JOB: Retype the records below word for word and omit any image.

SOURCE MATERIAL:
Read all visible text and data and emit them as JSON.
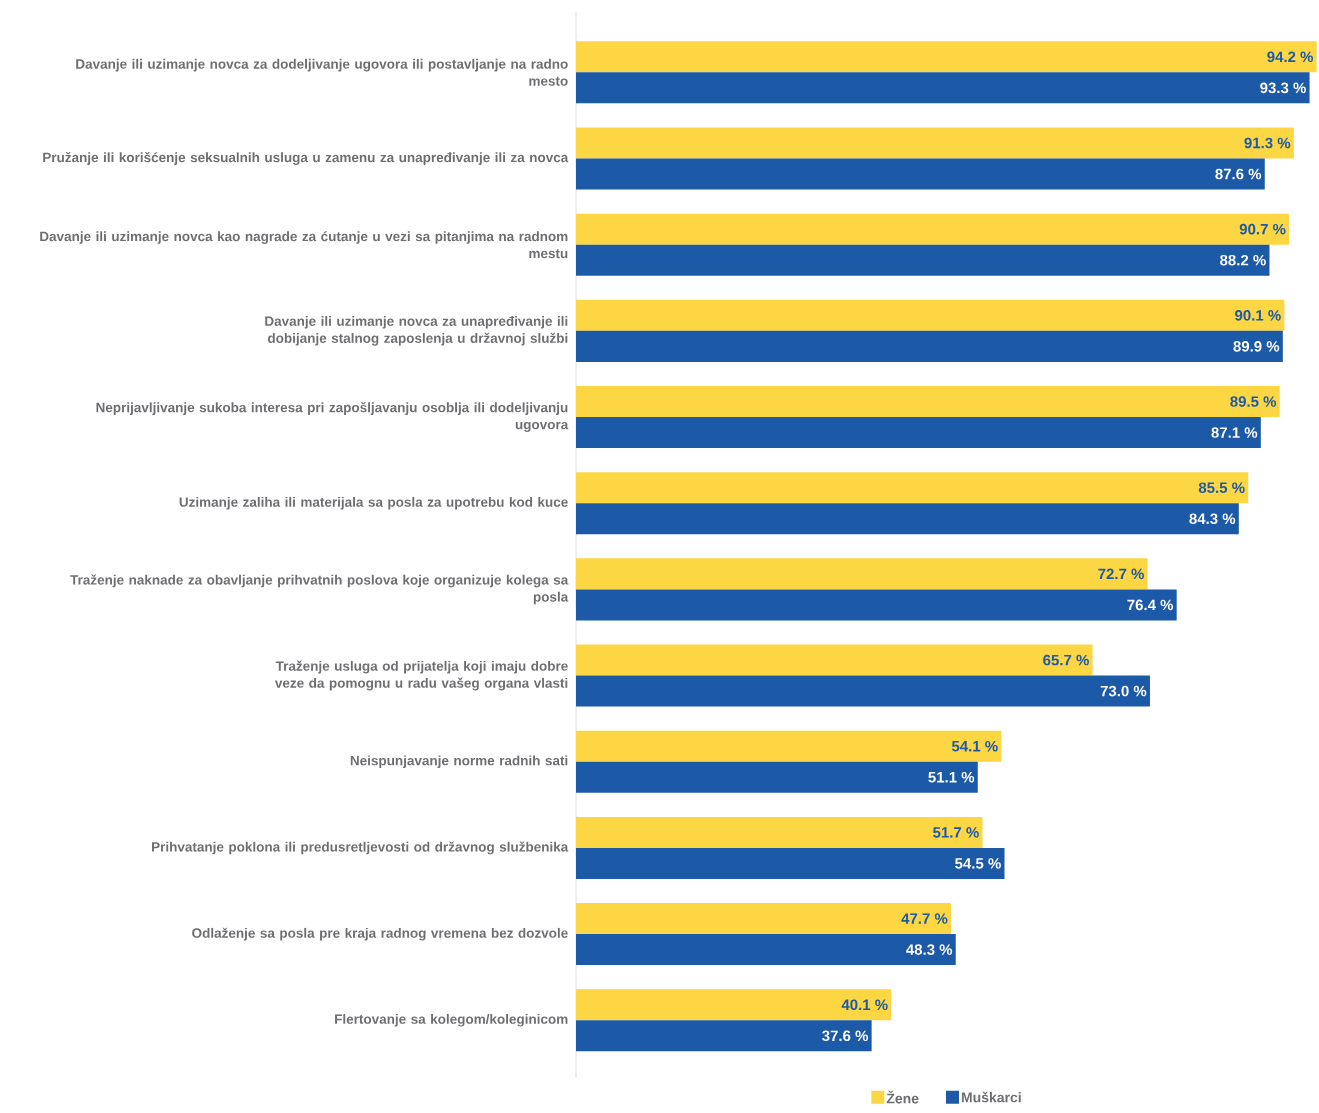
{
  "chart_data": {
    "type": "bar",
    "orientation": "horizontal",
    "categories": [
      "Davanje ili uzimanje novca za dodeljivanje ugovora ili postavljanje na radno mesto",
      "Pružanje ili korišćenje seksualnih usluga u zamenu za unapređivanje ili za novca",
      "Davanje ili uzimanje novca kao nagrade za ćutanje u vezi sa pitanjima na radnom mestu",
      "Davanje ili uzimanje novca za unapređivanje ili dobijanje stalnog zaposlenja u državnoj službi",
      "Neprijavljivanje sukoba interesa pri zapošljavanju osoblja ili dodeljivanju ugovora",
      "Uzimanje zaliha ili materijala sa posla za upotrebu kod kuce",
      "Traženje naknade za obavljanje prihvatnih poslova koje organizuje kolega sa posla",
      "Traženje usluga od prijatelja koji imaju dobre veze da pomognu u radu vašeg organa vlasti",
      "Neispunjavanje norme radnih sati",
      "Prihvatanje poklona ili predusretljevosti od državnog službenika",
      "Odlaženje sa posla pre kraja radnog vremena bez dozvole",
      "Flertovanje sa kolegom/koleginicom"
    ],
    "series": [
      {
        "name": "Žene",
        "color": "#fdd643",
        "values": [
          94.2,
          91.3,
          90.7,
          90.1,
          89.5,
          85.5,
          72.7,
          65.7,
          54.1,
          51.7,
          47.7,
          40.1
        ],
        "value_labels": [
          "94.2 %",
          "91.3 %",
          "90.7 %",
          "90.1 %",
          "89.5 %",
          "85.5 %",
          "72.7 %",
          "65.7 %",
          "54.1 %",
          "51.7 %",
          "47.7 %",
          "40.1 %"
        ]
      },
      {
        "name": "Muškarci",
        "color": "#1c5aa8",
        "values": [
          93.3,
          87.6,
          88.2,
          89.9,
          87.1,
          84.3,
          76.4,
          73.0,
          51.1,
          54.5,
          48.3,
          37.6
        ],
        "value_labels": [
          "93.3 %",
          "87.6 %",
          "88.2 %",
          "89.9 %",
          "87.1 %",
          "84.3 %",
          "76.4 %",
          "73.0 %",
          "51.1 %",
          "54.5 %",
          "48.3 %",
          "37.6 %"
        ]
      }
    ],
    "xlim": [
      0,
      94.5
    ],
    "legend": "bottom"
  }
}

RESULT:
Read all visible text and data and emit them as JSON.
{
  "chart_data": {
    "type": "bar",
    "orientation": "horizontal",
    "categories": [
      "Davanje ili uzimanje novca za dodeljivanje ugovora ili postavljanje na radno mesto",
      "Pružanje ili korišćenje seksualnih usluga u zamenu za unapređivanje ili za novca",
      "Davanje ili uzimanje novca kao nagrade za ćutanje u vezi sa pitanjima na radnom mestu",
      "Davanje ili uzimanje novca za unapređivanje ili dobijanje stalnog zaposlenja u državnoj službi",
      "Neprijavljivanje sukoba interesa pri zapošljavanju osoblja ili dodeljivanju ugovora",
      "Uzimanje zaliha ili materijala sa posla za upotrebu kod kuce",
      "Traženje naknade za obavljanje prihvatnih poslova koje organizuje kolega sa posla",
      "Traženje usluga od prijatelja koji imaju dobre veze da pomognu u radu vašeg organa vlasti",
      "Neispunjavanje norme radnih sati",
      "Prihvatanje poklona ili predusretljevosti od državnog službenika",
      "Odlaženje sa posla pre kraja radnog vremena bez dozvole",
      "Flertovanje sa kolegom/koleginicom"
    ],
    "series": [
      {
        "name": "Žene",
        "color": "#fdd643",
        "values": [
          94.2,
          91.3,
          90.7,
          90.1,
          89.5,
          85.5,
          72.7,
          65.7,
          54.1,
          51.7,
          47.7,
          40.1
        ],
        "value_labels": [
          "94.2 %",
          "91.3 %",
          "90.7 %",
          "90.1 %",
          "89.5 %",
          "85.5 %",
          "72.7 %",
          "65.7 %",
          "54.1 %",
          "51.7 %",
          "47.7 %",
          "40.1 %"
        ]
      },
      {
        "name": "Muškarci",
        "color": "#1c5aa8",
        "values": [
          93.3,
          87.6,
          88.2,
          89.9,
          87.1,
          84.3,
          76.4,
          73.0,
          51.1,
          54.5,
          48.3,
          37.6
        ],
        "value_labels": [
          "93.3 %",
          "87.6 %",
          "88.2 %",
          "89.9 %",
          "87.1 %",
          "84.3 %",
          "76.4 %",
          "73.0 %",
          "51.1 %",
          "54.5 %",
          "48.3 %",
          "37.6 %"
        ]
      }
    ],
    "xlim": [
      0,
      94.5
    ],
    "legend": "bottom"
  }
}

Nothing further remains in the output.